* start DATA LINES *
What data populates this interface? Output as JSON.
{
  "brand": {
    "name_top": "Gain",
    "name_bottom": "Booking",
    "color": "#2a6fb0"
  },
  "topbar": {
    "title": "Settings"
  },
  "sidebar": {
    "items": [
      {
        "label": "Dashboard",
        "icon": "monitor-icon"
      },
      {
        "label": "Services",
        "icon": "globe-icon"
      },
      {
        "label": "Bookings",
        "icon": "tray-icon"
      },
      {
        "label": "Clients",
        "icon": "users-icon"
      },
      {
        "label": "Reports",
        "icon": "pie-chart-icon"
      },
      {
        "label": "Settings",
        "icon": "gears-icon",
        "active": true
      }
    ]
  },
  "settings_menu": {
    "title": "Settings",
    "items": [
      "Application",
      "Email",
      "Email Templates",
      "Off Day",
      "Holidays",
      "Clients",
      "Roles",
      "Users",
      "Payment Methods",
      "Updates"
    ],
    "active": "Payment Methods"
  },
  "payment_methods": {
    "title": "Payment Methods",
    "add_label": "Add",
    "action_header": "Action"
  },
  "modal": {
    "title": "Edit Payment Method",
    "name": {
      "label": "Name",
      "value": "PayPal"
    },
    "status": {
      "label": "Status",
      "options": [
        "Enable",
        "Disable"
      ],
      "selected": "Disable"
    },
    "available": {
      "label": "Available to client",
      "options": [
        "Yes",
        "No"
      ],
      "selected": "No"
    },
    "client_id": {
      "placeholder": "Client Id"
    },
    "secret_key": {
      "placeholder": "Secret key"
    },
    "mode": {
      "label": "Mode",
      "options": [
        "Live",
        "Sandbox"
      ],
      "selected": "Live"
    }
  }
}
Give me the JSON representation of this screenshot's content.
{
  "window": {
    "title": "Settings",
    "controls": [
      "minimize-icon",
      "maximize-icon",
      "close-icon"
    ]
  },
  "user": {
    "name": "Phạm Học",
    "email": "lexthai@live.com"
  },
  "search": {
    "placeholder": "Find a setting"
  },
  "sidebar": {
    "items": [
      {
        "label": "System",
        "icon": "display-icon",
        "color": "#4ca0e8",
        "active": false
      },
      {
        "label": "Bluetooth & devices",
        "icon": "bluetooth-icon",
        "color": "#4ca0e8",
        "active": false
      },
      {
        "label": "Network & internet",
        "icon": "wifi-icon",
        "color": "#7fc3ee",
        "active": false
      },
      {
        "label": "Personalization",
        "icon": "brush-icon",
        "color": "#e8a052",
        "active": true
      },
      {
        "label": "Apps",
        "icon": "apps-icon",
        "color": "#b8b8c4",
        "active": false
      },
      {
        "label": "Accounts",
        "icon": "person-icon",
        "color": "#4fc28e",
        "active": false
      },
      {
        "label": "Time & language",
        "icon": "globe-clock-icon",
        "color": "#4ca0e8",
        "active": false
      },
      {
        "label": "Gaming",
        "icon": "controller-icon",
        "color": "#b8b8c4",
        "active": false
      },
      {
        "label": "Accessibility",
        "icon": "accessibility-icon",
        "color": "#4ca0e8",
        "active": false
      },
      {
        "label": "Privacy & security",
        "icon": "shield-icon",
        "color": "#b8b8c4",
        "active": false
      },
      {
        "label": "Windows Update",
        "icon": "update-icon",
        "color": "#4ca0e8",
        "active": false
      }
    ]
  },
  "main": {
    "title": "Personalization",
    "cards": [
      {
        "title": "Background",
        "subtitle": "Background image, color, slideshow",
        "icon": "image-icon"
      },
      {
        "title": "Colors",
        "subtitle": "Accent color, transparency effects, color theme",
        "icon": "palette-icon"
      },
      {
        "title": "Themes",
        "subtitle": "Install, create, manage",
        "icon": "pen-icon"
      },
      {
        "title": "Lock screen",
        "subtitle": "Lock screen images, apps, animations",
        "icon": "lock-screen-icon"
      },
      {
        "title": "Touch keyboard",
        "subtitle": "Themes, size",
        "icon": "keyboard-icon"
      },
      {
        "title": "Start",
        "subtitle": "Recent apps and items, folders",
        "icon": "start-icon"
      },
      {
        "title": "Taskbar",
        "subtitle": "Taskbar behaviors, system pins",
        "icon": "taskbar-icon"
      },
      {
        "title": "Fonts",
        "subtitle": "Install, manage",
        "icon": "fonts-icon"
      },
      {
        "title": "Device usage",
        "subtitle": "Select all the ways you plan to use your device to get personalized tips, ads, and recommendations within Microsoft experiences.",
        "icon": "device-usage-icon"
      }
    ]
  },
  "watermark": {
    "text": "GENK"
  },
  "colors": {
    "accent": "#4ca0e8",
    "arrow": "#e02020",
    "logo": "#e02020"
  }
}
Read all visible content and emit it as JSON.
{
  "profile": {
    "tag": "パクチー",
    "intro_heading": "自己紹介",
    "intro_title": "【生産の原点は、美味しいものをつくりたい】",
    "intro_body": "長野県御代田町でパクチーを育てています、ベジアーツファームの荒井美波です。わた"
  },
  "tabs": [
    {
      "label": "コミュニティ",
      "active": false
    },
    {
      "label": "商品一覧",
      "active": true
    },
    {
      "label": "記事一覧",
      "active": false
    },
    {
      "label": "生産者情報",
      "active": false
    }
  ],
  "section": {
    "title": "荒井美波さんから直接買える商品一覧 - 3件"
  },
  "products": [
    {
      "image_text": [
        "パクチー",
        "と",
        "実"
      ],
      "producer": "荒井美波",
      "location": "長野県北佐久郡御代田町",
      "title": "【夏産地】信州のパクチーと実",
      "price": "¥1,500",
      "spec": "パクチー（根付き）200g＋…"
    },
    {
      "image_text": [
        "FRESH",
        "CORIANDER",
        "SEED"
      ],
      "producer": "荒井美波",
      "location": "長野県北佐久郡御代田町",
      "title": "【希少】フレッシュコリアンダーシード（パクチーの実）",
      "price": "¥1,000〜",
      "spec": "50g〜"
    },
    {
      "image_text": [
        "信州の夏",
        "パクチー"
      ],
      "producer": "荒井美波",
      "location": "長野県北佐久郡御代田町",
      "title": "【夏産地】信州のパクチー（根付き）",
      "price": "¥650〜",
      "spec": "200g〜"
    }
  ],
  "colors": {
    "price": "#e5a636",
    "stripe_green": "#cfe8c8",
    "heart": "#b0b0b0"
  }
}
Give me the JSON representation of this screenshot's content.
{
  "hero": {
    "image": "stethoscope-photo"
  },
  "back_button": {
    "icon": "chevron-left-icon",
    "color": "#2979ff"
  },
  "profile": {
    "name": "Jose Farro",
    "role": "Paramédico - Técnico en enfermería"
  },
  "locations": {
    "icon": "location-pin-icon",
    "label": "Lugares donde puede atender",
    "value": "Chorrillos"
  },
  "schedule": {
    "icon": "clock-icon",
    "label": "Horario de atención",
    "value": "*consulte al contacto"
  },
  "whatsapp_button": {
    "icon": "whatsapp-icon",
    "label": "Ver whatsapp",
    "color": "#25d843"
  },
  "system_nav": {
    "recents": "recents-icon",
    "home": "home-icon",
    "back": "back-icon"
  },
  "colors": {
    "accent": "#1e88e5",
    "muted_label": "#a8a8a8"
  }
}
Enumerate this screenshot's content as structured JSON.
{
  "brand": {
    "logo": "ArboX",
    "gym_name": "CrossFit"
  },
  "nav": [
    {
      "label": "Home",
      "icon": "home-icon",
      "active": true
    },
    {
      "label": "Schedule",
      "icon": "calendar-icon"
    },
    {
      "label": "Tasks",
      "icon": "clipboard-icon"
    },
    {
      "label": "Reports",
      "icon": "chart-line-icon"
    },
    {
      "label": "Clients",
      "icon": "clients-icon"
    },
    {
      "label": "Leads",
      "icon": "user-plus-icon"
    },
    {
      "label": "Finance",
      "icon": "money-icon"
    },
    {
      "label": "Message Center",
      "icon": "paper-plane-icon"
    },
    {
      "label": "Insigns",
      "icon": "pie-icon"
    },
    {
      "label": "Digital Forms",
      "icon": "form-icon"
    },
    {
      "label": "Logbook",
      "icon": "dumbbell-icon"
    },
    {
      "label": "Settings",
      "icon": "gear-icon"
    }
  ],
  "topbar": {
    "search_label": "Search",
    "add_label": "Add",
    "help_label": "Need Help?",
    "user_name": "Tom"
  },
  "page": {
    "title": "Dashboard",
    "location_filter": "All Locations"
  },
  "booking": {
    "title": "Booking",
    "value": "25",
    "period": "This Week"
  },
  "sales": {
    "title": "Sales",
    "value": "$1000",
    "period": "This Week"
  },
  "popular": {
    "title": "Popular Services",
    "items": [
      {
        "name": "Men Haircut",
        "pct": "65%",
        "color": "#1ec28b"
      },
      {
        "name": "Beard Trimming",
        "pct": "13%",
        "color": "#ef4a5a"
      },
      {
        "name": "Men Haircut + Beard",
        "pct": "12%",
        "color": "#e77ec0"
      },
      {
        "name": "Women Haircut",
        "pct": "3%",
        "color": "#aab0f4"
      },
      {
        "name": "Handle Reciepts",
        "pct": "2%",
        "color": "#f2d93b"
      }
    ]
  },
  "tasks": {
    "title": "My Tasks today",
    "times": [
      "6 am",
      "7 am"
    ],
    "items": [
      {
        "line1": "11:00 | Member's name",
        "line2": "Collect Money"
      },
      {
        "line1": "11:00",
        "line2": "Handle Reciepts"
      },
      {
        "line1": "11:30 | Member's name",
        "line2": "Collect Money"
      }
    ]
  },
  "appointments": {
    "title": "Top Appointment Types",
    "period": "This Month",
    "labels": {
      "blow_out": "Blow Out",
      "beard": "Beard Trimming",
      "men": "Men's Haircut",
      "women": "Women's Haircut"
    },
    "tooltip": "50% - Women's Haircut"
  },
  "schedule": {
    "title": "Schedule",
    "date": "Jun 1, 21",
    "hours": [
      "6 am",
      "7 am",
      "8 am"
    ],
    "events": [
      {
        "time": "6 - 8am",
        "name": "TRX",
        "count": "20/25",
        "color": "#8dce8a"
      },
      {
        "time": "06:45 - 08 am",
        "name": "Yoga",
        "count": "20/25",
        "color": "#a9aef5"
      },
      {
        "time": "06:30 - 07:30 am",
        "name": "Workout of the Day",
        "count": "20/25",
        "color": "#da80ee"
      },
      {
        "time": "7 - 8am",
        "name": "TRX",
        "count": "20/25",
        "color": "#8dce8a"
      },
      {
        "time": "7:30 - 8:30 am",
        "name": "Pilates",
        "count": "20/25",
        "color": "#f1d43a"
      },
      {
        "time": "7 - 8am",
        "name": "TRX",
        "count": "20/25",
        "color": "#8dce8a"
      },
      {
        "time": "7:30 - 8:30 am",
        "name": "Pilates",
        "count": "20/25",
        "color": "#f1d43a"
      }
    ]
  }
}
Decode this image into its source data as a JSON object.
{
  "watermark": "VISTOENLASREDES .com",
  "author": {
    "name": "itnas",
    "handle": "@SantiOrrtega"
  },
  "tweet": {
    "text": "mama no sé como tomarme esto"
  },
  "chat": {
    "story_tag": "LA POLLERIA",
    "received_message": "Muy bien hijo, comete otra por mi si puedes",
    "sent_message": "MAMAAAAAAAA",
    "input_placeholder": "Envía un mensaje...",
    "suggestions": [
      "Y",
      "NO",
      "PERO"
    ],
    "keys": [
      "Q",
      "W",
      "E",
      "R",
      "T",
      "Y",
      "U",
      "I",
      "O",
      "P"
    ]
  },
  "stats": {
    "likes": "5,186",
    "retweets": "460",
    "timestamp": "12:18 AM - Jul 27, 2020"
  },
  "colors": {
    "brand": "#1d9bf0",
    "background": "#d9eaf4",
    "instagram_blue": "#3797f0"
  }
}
* end DATA LINES *
Using the listing above, gather each line that holds the string "spec" and copy it.

      "spec": "パクチー（根付き）200g＋…"
      "spec": "50g〜"
      "spec": "200g〜"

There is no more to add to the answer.